= PROVIDED RECORDS =

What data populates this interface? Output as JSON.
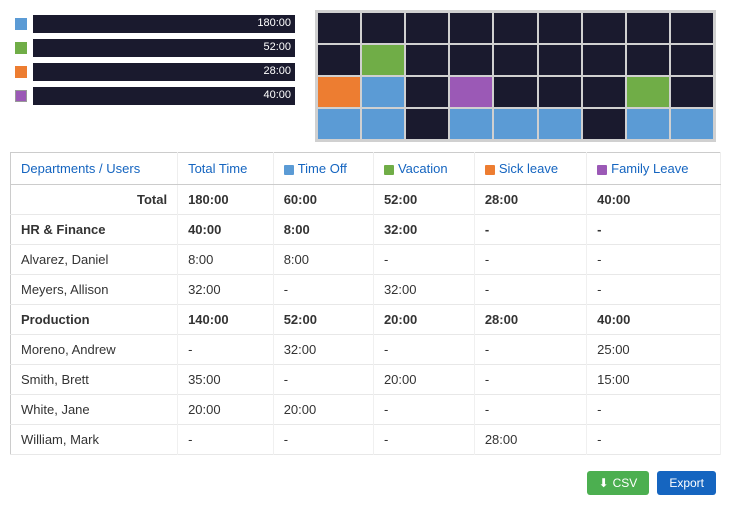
{
  "header": {
    "legend": [
      {
        "color": "#5b9bd5",
        "label": "180:00",
        "fill": 90
      },
      {
        "color": "#70ad47",
        "label": "52:00",
        "fill": 30
      },
      {
        "color": "#ed7d31",
        "label": "28:00",
        "fill": 16
      },
      {
        "color": "#9b59b6",
        "label": "40:00",
        "fill": 24
      }
    ]
  },
  "table": {
    "columns": [
      {
        "label": "Departments / Users",
        "color": null
      },
      {
        "label": "Total Time",
        "color": null
      },
      {
        "label": "Time Off",
        "color": "#5b9bd5"
      },
      {
        "label": "Vacation",
        "color": "#70ad47"
      },
      {
        "label": "Sick leave",
        "color": "#ed7d31"
      },
      {
        "label": "Family Leave",
        "color": "#9b59b6"
      }
    ],
    "rows": [
      {
        "name": "Total",
        "total": "180:00",
        "timeoff": "60:00",
        "vacation": "52:00",
        "sick": "28:00",
        "family": "40:00",
        "type": "total"
      },
      {
        "name": "HR & Finance",
        "total": "40:00",
        "timeoff": "8:00",
        "vacation": "32:00",
        "sick": "-",
        "family": "-",
        "type": "dept"
      },
      {
        "name": "Alvarez, Daniel",
        "total": "8:00",
        "timeoff": "8:00",
        "vacation": "-",
        "sick": "-",
        "family": "-",
        "type": "user"
      },
      {
        "name": "Meyers, Allison",
        "total": "32:00",
        "timeoff": "-",
        "vacation": "32:00",
        "sick": "-",
        "family": "-",
        "type": "user"
      },
      {
        "name": "Production",
        "total": "140:00",
        "timeoff": "52:00",
        "vacation": "20:00",
        "sick": "28:00",
        "family": "40:00",
        "type": "dept"
      },
      {
        "name": "Moreno, Andrew",
        "total": "-",
        "timeoff": "32:00",
        "vacation": "-",
        "sick": "-",
        "family": "25:00",
        "type": "user"
      },
      {
        "name": "Smith, Brett",
        "total": "35:00",
        "timeoff": "-",
        "vacation": "20:00",
        "sick": "-",
        "family": "15:00",
        "type": "user"
      },
      {
        "name": "White, Jane",
        "total": "20:00",
        "timeoff": "20:00",
        "vacation": "-",
        "sick": "-",
        "family": "-",
        "type": "user"
      },
      {
        "name": "William, Mark",
        "total": "-",
        "timeoff": "-",
        "vacation": "-",
        "sick": "28:00",
        "family": "-",
        "type": "user"
      }
    ]
  },
  "buttons": {
    "csv_label": "CSV",
    "export_label": "Export"
  },
  "colors": {
    "blue": "#5b9bd5",
    "green": "#70ad47",
    "orange": "#ed7d31",
    "purple": "#9b59b6"
  }
}
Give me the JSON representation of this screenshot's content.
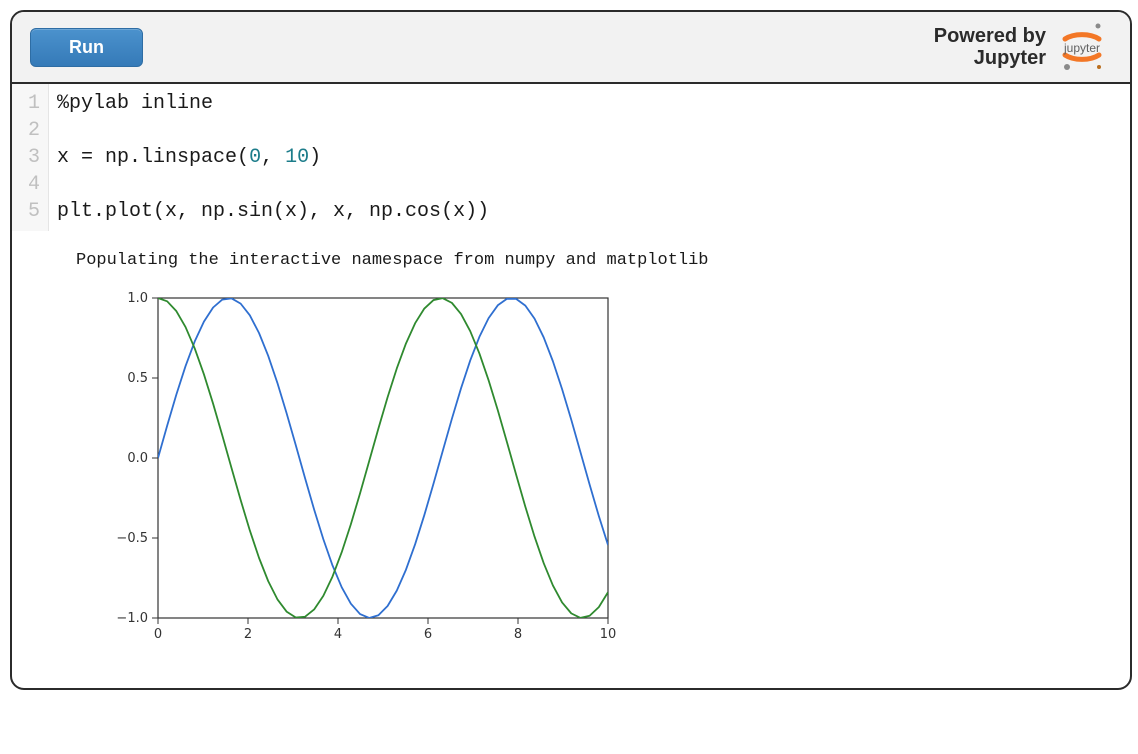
{
  "toolbar": {
    "run_label": "Run",
    "powered_by": "Powered by",
    "powered_name": "Jupyter"
  },
  "editor": {
    "line_numbers": [
      "1",
      "2",
      "3",
      "4",
      "5"
    ],
    "lines": [
      {
        "segments": [
          {
            "t": "%pylab inline",
            "cls": "tok-magic"
          }
        ]
      },
      {
        "segments": [
          {
            "t": "",
            "cls": ""
          }
        ]
      },
      {
        "segments": [
          {
            "t": "x ",
            "cls": ""
          },
          {
            "t": "=",
            "cls": "tok-kw"
          },
          {
            "t": " np.linspace(",
            "cls": "tok-func"
          },
          {
            "t": "0",
            "cls": "tok-num"
          },
          {
            "t": ", ",
            "cls": ""
          },
          {
            "t": "10",
            "cls": "tok-num"
          },
          {
            "t": ")",
            "cls": "tok-func"
          }
        ]
      },
      {
        "segments": [
          {
            "t": "",
            "cls": ""
          }
        ]
      },
      {
        "segments": [
          {
            "t": "plt.plot(x, np.sin(x), x, np.cos(x))",
            "cls": "tok-func"
          }
        ]
      }
    ]
  },
  "output": {
    "stdout": "Populating the interactive namespace from numpy and matplotlib"
  },
  "chart_data": {
    "type": "line",
    "x_start": 0,
    "x_end": 10,
    "n_points": 50,
    "series": [
      {
        "name": "sin(x)",
        "color": "#2f6fd0",
        "fn": "sin"
      },
      {
        "name": "cos(x)",
        "color": "#2f8a2f",
        "fn": "cos"
      }
    ],
    "xlim": [
      0,
      10
    ],
    "ylim": [
      -1.0,
      1.0
    ],
    "xticks": [
      0,
      2,
      4,
      6,
      8,
      10
    ],
    "yticks": [
      -1.0,
      -0.5,
      0.0,
      0.5,
      1.0
    ],
    "xtick_labels": [
      "0",
      "2",
      "4",
      "6",
      "8",
      "10"
    ],
    "ytick_labels": [
      "−1.0",
      "−0.5",
      "0.0",
      "0.5",
      "1.0"
    ]
  }
}
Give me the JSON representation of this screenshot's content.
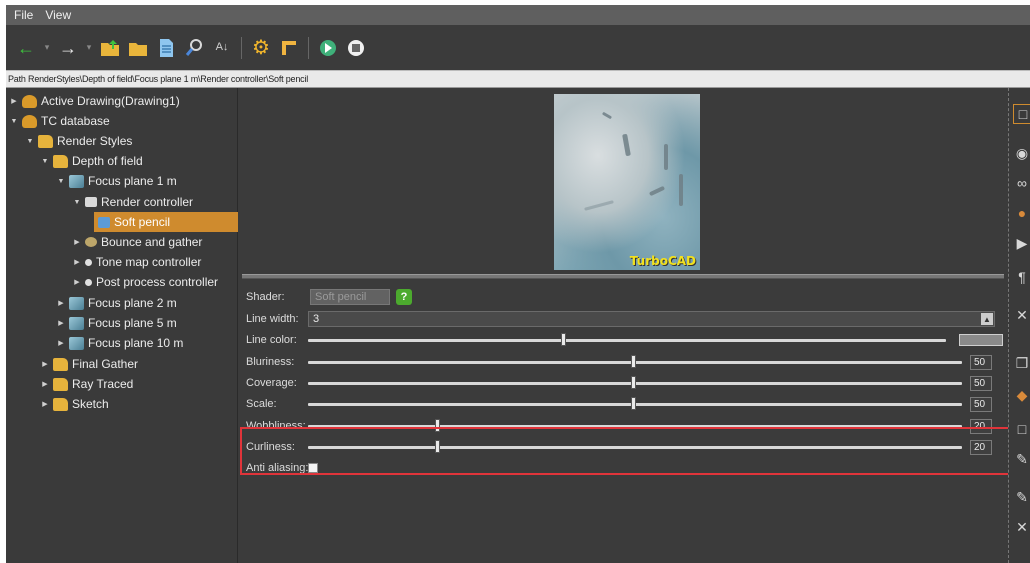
{
  "menu": [
    "File",
    "View"
  ],
  "toolbar": {
    "icons": [
      "back-arrow",
      "forward-arrow",
      "open-folder",
      "folder",
      "document",
      "search",
      "sort",
      "gear",
      "frame",
      "play",
      "stop"
    ]
  },
  "path": "Path RenderStyles\\Depth of field\\Focus plane 1 m\\Render controller\\Soft pencil",
  "tree": {
    "items": [
      {
        "label": "Active Drawing(Drawing1)"
      },
      {
        "label": "TC database"
      },
      {
        "label": "Render Styles"
      },
      {
        "label": "Depth of field"
      },
      {
        "label": "Focus plane 1 m"
      },
      {
        "label": "Render controller"
      },
      {
        "label": "Soft pencil"
      },
      {
        "label": "Bounce and gather"
      },
      {
        "label": "Tone map controller"
      },
      {
        "label": "Post process controller"
      },
      {
        "label": "Focus plane 2 m"
      },
      {
        "label": "Focus plane 5 m"
      },
      {
        "label": "Focus plane 10 m"
      },
      {
        "label": "Final Gather"
      },
      {
        "label": "Ray Traced"
      },
      {
        "label": "Sketch"
      }
    ]
  },
  "preview": {
    "label": "TurboCAD"
  },
  "props": {
    "shader": {
      "label": "Shader:",
      "value": "Soft pencil",
      "help": "?"
    },
    "line_width": {
      "label": "Line width:",
      "value": "3"
    },
    "line_color": {
      "label": "Line color:",
      "level": 0.5
    },
    "bluriness": {
      "label": "Bluriness:",
      "value": "50"
    },
    "coverage": {
      "label": "Coverage:",
      "value": "50"
    },
    "scale": {
      "label": "Scale:",
      "value": "50"
    },
    "wobbliness": {
      "label": "Wobbliness:",
      "value": "20"
    },
    "curliness": {
      "label": "Curliness:",
      "value": "20"
    },
    "anti_aliasing": {
      "label": "Anti aliasing:",
      "checked": true
    }
  },
  "colors": {
    "selection": "#cf8b2e",
    "highlight": "#e0343a",
    "help": "#4caa2e",
    "preview_text": "#f2e11d"
  }
}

= WHAT THE TASK REQUIRES =
Copy the records above exactly, omitting every picture.

= EXPECTED ANSWER =
What data populates this interface? Output as JSON.
{
  "header": {
    "legend": [
      {
        "color": "#5b9bd5",
        "label": "180:00",
        "fill": 90
      },
      {
        "color": "#70ad47",
        "label": "52:00",
        "fill": 30
      },
      {
        "color": "#ed7d31",
        "label": "28:00",
        "fill": 16
      },
      {
        "color": "#9b59b6",
        "label": "40:00",
        "fill": 24
      }
    ]
  },
  "table": {
    "columns": [
      {
        "label": "Departments / Users",
        "color": null
      },
      {
        "label": "Total Time",
        "color": null
      },
      {
        "label": "Time Off",
        "color": "#5b9bd5"
      },
      {
        "label": "Vacation",
        "color": "#70ad47"
      },
      {
        "label": "Sick leave",
        "color": "#ed7d31"
      },
      {
        "label": "Family Leave",
        "color": "#9b59b6"
      }
    ],
    "rows": [
      {
        "name": "Total",
        "total": "180:00",
        "timeoff": "60:00",
        "vacation": "52:00",
        "sick": "28:00",
        "family": "40:00",
        "type": "total"
      },
      {
        "name": "HR & Finance",
        "total": "40:00",
        "timeoff": "8:00",
        "vacation": "32:00",
        "sick": "-",
        "family": "-",
        "type": "dept"
      },
      {
        "name": "Alvarez, Daniel",
        "total": "8:00",
        "timeoff": "8:00",
        "vacation": "-",
        "sick": "-",
        "family": "-",
        "type": "user"
      },
      {
        "name": "Meyers, Allison",
        "total": "32:00",
        "timeoff": "-",
        "vacation": "32:00",
        "sick": "-",
        "family": "-",
        "type": "user"
      },
      {
        "name": "Production",
        "total": "140:00",
        "timeoff": "52:00",
        "vacation": "20:00",
        "sick": "28:00",
        "family": "40:00",
        "type": "dept"
      },
      {
        "name": "Moreno, Andrew",
        "total": "-",
        "timeoff": "32:00",
        "vacation": "-",
        "sick": "-",
        "family": "25:00",
        "type": "user"
      },
      {
        "name": "Smith, Brett",
        "total": "35:00",
        "timeoff": "-",
        "vacation": "20:00",
        "sick": "-",
        "family": "15:00",
        "type": "user"
      },
      {
        "name": "White, Jane",
        "total": "20:00",
        "timeoff": "20:00",
        "vacation": "-",
        "sick": "-",
        "family": "-",
        "type": "user"
      },
      {
        "name": "William, Mark",
        "total": "-",
        "timeoff": "-",
        "vacation": "-",
        "sick": "28:00",
        "family": "-",
        "type": "user"
      }
    ]
  },
  "buttons": {
    "csv_label": "CSV",
    "export_label": "Export"
  },
  "colors": {
    "blue": "#5b9bd5",
    "green": "#70ad47",
    "orange": "#ed7d31",
    "purple": "#9b59b6"
  }
}
Give me the JSON representation of this screenshot's content.
{
  "toolbar": {
    "run_label": "Run",
    "powered_by": "Powered by",
    "powered_name": "Jupyter"
  },
  "editor": {
    "line_numbers": [
      "1",
      "2",
      "3",
      "4",
      "5"
    ],
    "lines": [
      {
        "segments": [
          {
            "t": "%pylab inline",
            "cls": "tok-magic"
          }
        ]
      },
      {
        "segments": [
          {
            "t": "",
            "cls": ""
          }
        ]
      },
      {
        "segments": [
          {
            "t": "x ",
            "cls": ""
          },
          {
            "t": "=",
            "cls": "tok-kw"
          },
          {
            "t": " np.linspace(",
            "cls": "tok-func"
          },
          {
            "t": "0",
            "cls": "tok-num"
          },
          {
            "t": ", ",
            "cls": ""
          },
          {
            "t": "10",
            "cls": "tok-num"
          },
          {
            "t": ")",
            "cls": "tok-func"
          }
        ]
      },
      {
        "segments": [
          {
            "t": "",
            "cls": ""
          }
        ]
      },
      {
        "segments": [
          {
            "t": "plt.plot(x, np.sin(x), x, np.cos(x))",
            "cls": "tok-func"
          }
        ]
      }
    ]
  },
  "output": {
    "stdout": "Populating the interactive namespace from numpy and matplotlib"
  },
  "chart_data": {
    "type": "line",
    "x_start": 0,
    "x_end": 10,
    "n_points": 50,
    "series": [
      {
        "name": "sin(x)",
        "color": "#2f6fd0",
        "fn": "sin"
      },
      {
        "name": "cos(x)",
        "color": "#2f8a2f",
        "fn": "cos"
      }
    ],
    "xlim": [
      0,
      10
    ],
    "ylim": [
      -1.0,
      1.0
    ],
    "xticks": [
      0,
      2,
      4,
      6,
      8,
      10
    ],
    "yticks": [
      -1.0,
      -0.5,
      0.0,
      0.5,
      1.0
    ],
    "xtick_labels": [
      "0",
      "2",
      "4",
      "6",
      "8",
      "10"
    ],
    "ytick_labels": [
      "−1.0",
      "−0.5",
      "0.0",
      "0.5",
      "1.0"
    ]
  }
}
Give me the JSON representation of this screenshot's content.
{
  "menu": [
    "File",
    "View"
  ],
  "toolbar": {
    "icons": [
      "back-arrow",
      "forward-arrow",
      "open-folder",
      "folder",
      "document",
      "search",
      "sort",
      "gear",
      "frame",
      "play",
      "stop"
    ]
  },
  "path": "Path RenderStyles\\Depth of field\\Focus plane 1 m\\Render controller\\Soft pencil",
  "tree": {
    "items": [
      {
        "label": "Active Drawing(Drawing1)"
      },
      {
        "label": "TC database"
      },
      {
        "label": "Render Styles"
      },
      {
        "label": "Depth of field"
      },
      {
        "label": "Focus plane 1 m"
      },
      {
        "label": "Render controller"
      },
      {
        "label": "Soft pencil"
      },
      {
        "label": "Bounce and gather"
      },
      {
        "label": "Tone map controller"
      },
      {
        "label": "Post process controller"
      },
      {
        "label": "Focus plane 2 m"
      },
      {
        "label": "Focus plane 5 m"
      },
      {
        "label": "Focus plane 10 m"
      },
      {
        "label": "Final Gather"
      },
      {
        "label": "Ray Traced"
      },
      {
        "label": "Sketch"
      }
    ]
  },
  "preview": {
    "label": "TurboCAD"
  },
  "props": {
    "shader": {
      "label": "Shader:",
      "value": "Soft pencil",
      "help": "?"
    },
    "line_width": {
      "label": "Line width:",
      "value": "3"
    },
    "line_color": {
      "label": "Line color:",
      "level": 0.5
    },
    "bluriness": {
      "label": "Bluriness:",
      "value": "50"
    },
    "coverage": {
      "label": "Coverage:",
      "value": "50"
    },
    "scale": {
      "label": "Scale:",
      "value": "50"
    },
    "wobbliness": {
      "label": "Wobbliness:",
      "value": "20"
    },
    "curliness": {
      "label": "Curliness:",
      "value": "20"
    },
    "anti_aliasing": {
      "label": "Anti aliasing:",
      "checked": true
    }
  },
  "colors": {
    "selection": "#cf8b2e",
    "highlight": "#e0343a",
    "help": "#4caa2e",
    "preview_text": "#f2e11d"
  }
}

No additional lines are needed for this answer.